====== Working data

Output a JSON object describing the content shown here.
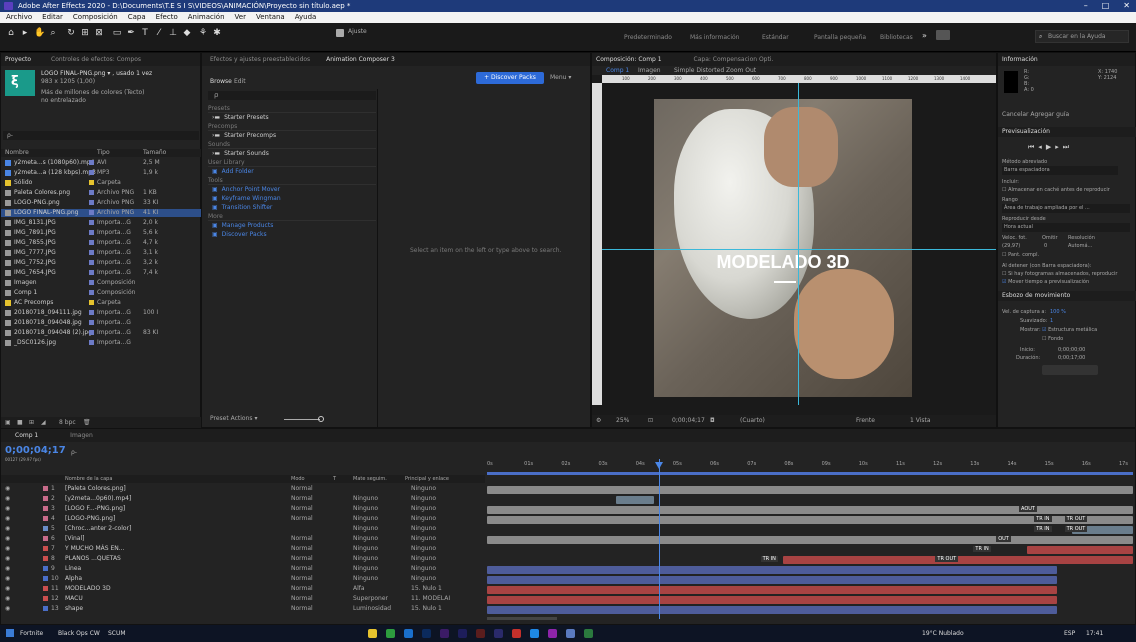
{
  "window": {
    "title": "Adobe After Effects 2020 - D:\\Documents\\T.E S I S\\VIDEOS\\ANIMACIÓN\\Proyecto sin título.aep *",
    "controls": [
      "–",
      "□",
      "✕"
    ]
  },
  "menu": [
    "Archivo",
    "Editar",
    "Composición",
    "Capa",
    "Efecto",
    "Animación",
    "Ver",
    "Ventana",
    "Ayuda"
  ],
  "toolbar": {
    "ajuste": "Ajuste",
    "workspaces": [
      "Predeterminado",
      "Más información",
      "Estándar",
      "Pantalla pequeña",
      "Bibliotecas"
    ],
    "search_placeholder": "Buscar en la Ayuda"
  },
  "project": {
    "tabs": [
      "Proyecto",
      "Controles de efectos: Compos"
    ],
    "item_name": "LOGO FINAL-PNG.png ▾ , usado 1 vez",
    "item_dims": "983 x 1205 (1,00)",
    "item_color": "Más de millones de colores (Tecto)",
    "item_interlace": "no entrelazado",
    "search_placeholder": "ρ-",
    "cols": [
      "Nombre",
      "Tipo",
      "Tamaño"
    ],
    "items": [
      {
        "name": "y2meta...s (1080p60).mp4",
        "type": "AVI",
        "size": "2,5 M",
        "color": "#4a86e6"
      },
      {
        "name": "y2meta...a (128 kbps).mp3",
        "type": "MP3",
        "size": "1,9 k",
        "color": "#4a86e6"
      },
      {
        "name": "Sólido",
        "type": "Carpeta",
        "size": "",
        "color": "#e6c32e"
      },
      {
        "name": "Paleta Colores.png",
        "type": "Archivo PNG",
        "size": "1 KB",
        "color": "#9a9a9a"
      },
      {
        "name": "LOGO-PNG.png",
        "type": "Archivo PNG",
        "size": "33 KI",
        "color": "#9a9a9a"
      },
      {
        "name": "LOGO FINAL-PNG.png",
        "type": "Archivo PNG",
        "size": "41 KI",
        "color": "#9a9a9a"
      },
      {
        "name": "IMG_8131.JPG",
        "type": "Importa...G",
        "size": "2,0 k",
        "color": "#9a9a9a"
      },
      {
        "name": "IMG_7891.JPG",
        "type": "Importa...G",
        "size": "5,6 k",
        "color": "#9a9a9a"
      },
      {
        "name": "IMG_7855.JPG",
        "type": "Importa...G",
        "size": "4,7 k",
        "color": "#9a9a9a"
      },
      {
        "name": "IMG_7777.JPG",
        "type": "Importa...G",
        "size": "3,1 k",
        "color": "#9a9a9a"
      },
      {
        "name": "IMG_7752.JPG",
        "type": "Importa...G",
        "size": "3,2 k",
        "color": "#9a9a9a"
      },
      {
        "name": "IMG_7654.JPG",
        "type": "Importa...G",
        "size": "7,4 k",
        "color": "#9a9a9a"
      },
      {
        "name": "Imagen",
        "type": "Composición",
        "size": "",
        "color": "#9a9a9a"
      },
      {
        "name": "Comp 1",
        "type": "Composición",
        "size": "",
        "color": "#9a9a9a"
      },
      {
        "name": "AC Precomps",
        "type": "Carpeta",
        "size": "",
        "color": "#e6c32e"
      },
      {
        "name": "20180718_094111.jpg",
        "type": "Importa...G",
        "size": "100 I",
        "color": "#9a9a9a"
      },
      {
        "name": "20180718_094048.jpg",
        "type": "Importa...G",
        "size": "",
        "color": "#9a9a9a"
      },
      {
        "name": "20180718_094048 (2).jpg",
        "type": "Importa...G",
        "size": "83 KI",
        "color": "#9a9a9a"
      },
      {
        "name": "_DSC0126.jpg",
        "type": "Importa...G",
        "size": "",
        "color": "#9a9a9a"
      }
    ],
    "bpc": "8 bpc"
  },
  "composer": {
    "tab": "Animation Composer 3",
    "browse": "Browse",
    "edit": "Edit",
    "discover": "+ Discover Packs",
    "menu": "Menu ▾",
    "search": "ρ",
    "sections": [
      {
        "head": "Presets",
        "items": [
          "Starter Presets"
        ]
      },
      {
        "head": "Precomps",
        "items": [
          "Starter Precomps"
        ]
      },
      {
        "head": "Sounds",
        "items": [
          "Starter Sounds"
        ]
      },
      {
        "head": "User Library",
        "items": [
          "Add Folder"
        ]
      },
      {
        "head": "Tools",
        "items": [
          "Anchor Point Mover",
          "Keyframe Wingman",
          "Transition Shifter"
        ]
      },
      {
        "head": "More",
        "items": [
          "Manage Products",
          "Discover Packs"
        ]
      }
    ],
    "hint": "Select an item on the left or type above to search.",
    "preset_actions": "Preset Actions ▾"
  },
  "viewer": {
    "tabs": [
      "Composición: Comp 1",
      "Capa: Compensacion Opti."
    ],
    "crumbs": [
      "Comp 1",
      "Imagen",
      "Simple Distorted Zoom Out"
    ],
    "ruler": [
      "100",
      "200",
      "300",
      "400",
      "500",
      "600",
      "700",
      "800",
      "900",
      "1000",
      "1100",
      "1200",
      "1300",
      "1400"
    ],
    "overlay": "MODELADO 3D",
    "footer": {
      "zoom": "25%",
      "time": "0;00;04;17",
      "res": "(Cuarto)",
      "view": "Frente",
      "views": "1 Vista"
    }
  },
  "info": {
    "title": "Información",
    "r": "R:",
    "g": "G:",
    "b": "B:",
    "a": "A: 0",
    "x": "X: 1740",
    "y": "Y: 2124",
    "cancel": "Cancelar Agregar guía",
    "preview": "Previsualización",
    "method_label": "Método abreviado",
    "method": "Barra espaciadora",
    "include": "Incluir:",
    "cache": "Almacenar en caché antes de reproducir",
    "range_label": "Rango",
    "range": "Área de trabajo ampliada por el ...",
    "play_from_label": "Reproducir desde",
    "play_from": "Hora actual",
    "fps_label": "Veloc. fot.",
    "skip_label": "Omitir",
    "res_label": "Resolución",
    "fps": "(29,97)",
    "skip": "0",
    "res": "Automá...",
    "fullscreen": "Pant. compl.",
    "stop_label": "Al detener (con Barra espaciadora):",
    "stop1": "Si hay fotogramas almacenados, reproducir",
    "stop2": "Mover tiempo a previsualización",
    "motion": "Esbozo de movimiento",
    "capture_label": "Vel. de captura a:",
    "capture": "100 %",
    "smooth_label": "Suavizado:",
    "smooth": "1",
    "show_label": "Mostrar:",
    "wire": "Estructura metálica",
    "bg": "Fondo",
    "start_label": "Inicio:",
    "start": "0;00;00;00",
    "dur_label": "Duración:",
    "dur": "0;00;17;00"
  },
  "timeline": {
    "tabs": [
      "Comp 1",
      "Imagen"
    ],
    "time": "0;00;04;17",
    "time_sub": "00127 (29.97 fps)",
    "search": "ρ-",
    "cols": [
      "Nombre de la capa",
      "Modo",
      "T",
      "Mate seguim.",
      "Principal y enlace"
    ],
    "ticks": [
      "0s",
      "01s",
      "02s",
      "03s",
      "04s",
      "05s",
      "06s",
      "07s",
      "08s",
      "09s",
      "10s",
      "11s",
      "12s",
      "13s",
      "14s",
      "15s",
      "16s",
      "17s"
    ],
    "layers": [
      {
        "n": "1",
        "name": "[Paleta Colores.png]",
        "mode": "Normal",
        "mate": "",
        "parent": "Ninguno",
        "color": "#c76b8a"
      },
      {
        "n": "2",
        "name": "[y2meta...0p60).mp4]",
        "mode": "Normal",
        "mate": "Ninguno",
        "parent": "Ninguno",
        "color": "#c76b8a"
      },
      {
        "n": "3",
        "name": "[LOGO F...-PNG.png]",
        "mode": "Normal",
        "mate": "Ninguno",
        "parent": "Ninguno",
        "color": "#c76b8a"
      },
      {
        "n": "4",
        "name": "[LOGO-PNG.png]",
        "mode": "Normal",
        "mate": "Ninguno",
        "parent": "Ninguno",
        "color": "#c76b8a"
      },
      {
        "n": "5",
        "name": "[Chroc...anter 2-color]",
        "mode": "",
        "mate": "Ninguno",
        "parent": "Ninguno",
        "color": "#6a8dc7"
      },
      {
        "n": "6",
        "name": "[Vinal]",
        "mode": "Normal",
        "mate": "Ninguno",
        "parent": "Ninguno",
        "color": "#c76b8a"
      },
      {
        "n": "7",
        "name": "Y MUCHO MÁS EN...",
        "mode": "Normal",
        "mate": "Ninguno",
        "parent": "Ninguno",
        "color": "#c94f4f"
      },
      {
        "n": "8",
        "name": "PLANOS ...QUETAS",
        "mode": "Normal",
        "mate": "Ninguno",
        "parent": "Ninguno",
        "color": "#c94f4f"
      },
      {
        "n": "9",
        "name": "Línea",
        "mode": "Normal",
        "mate": "Ninguno",
        "parent": "Ninguno",
        "color": "#4a6ec7"
      },
      {
        "n": "10",
        "name": "Alpha",
        "mode": "Normal",
        "mate": "Ninguno",
        "parent": "Ninguno",
        "color": "#4a6ec7"
      },
      {
        "n": "11",
        "name": "MODELADO 3D",
        "mode": "Normal",
        "mate": "Alfa",
        "parent": "15. Nulo 1",
        "color": "#c94f4f"
      },
      {
        "n": "12",
        "name": "MACU",
        "mode": "Normal",
        "mate": "Superponer",
        "parent": "11. MODELAI",
        "color": "#c94f4f"
      },
      {
        "n": "13",
        "name": "shape",
        "mode": "Normal",
        "mate": "Luminosidad",
        "parent": "15. Nulo 1",
        "color": "#4a6ec7"
      }
    ],
    "kf_labels": [
      "AOUT",
      "TR IN",
      "TR OUT",
      "TR IN",
      "TR OUT",
      "OUT",
      "TR IN",
      "TR IN",
      "TR OUT"
    ]
  },
  "taskbar": {
    "apps": [
      "Fortnite",
      "Black Ops CW",
      "SCUM"
    ],
    "weather": "19°C Nublado",
    "lang": "ESP",
    "time": "17:41"
  }
}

============

→ **What this task involves**
Identify the lines that contain the string "head", and copy every one of them.

→ **Final result**
        "head": "Presets",
        "head": "Precomps",
        "head": "Sounds",
        "head": "User Library",
        "head": "Tools",
        "head": "More",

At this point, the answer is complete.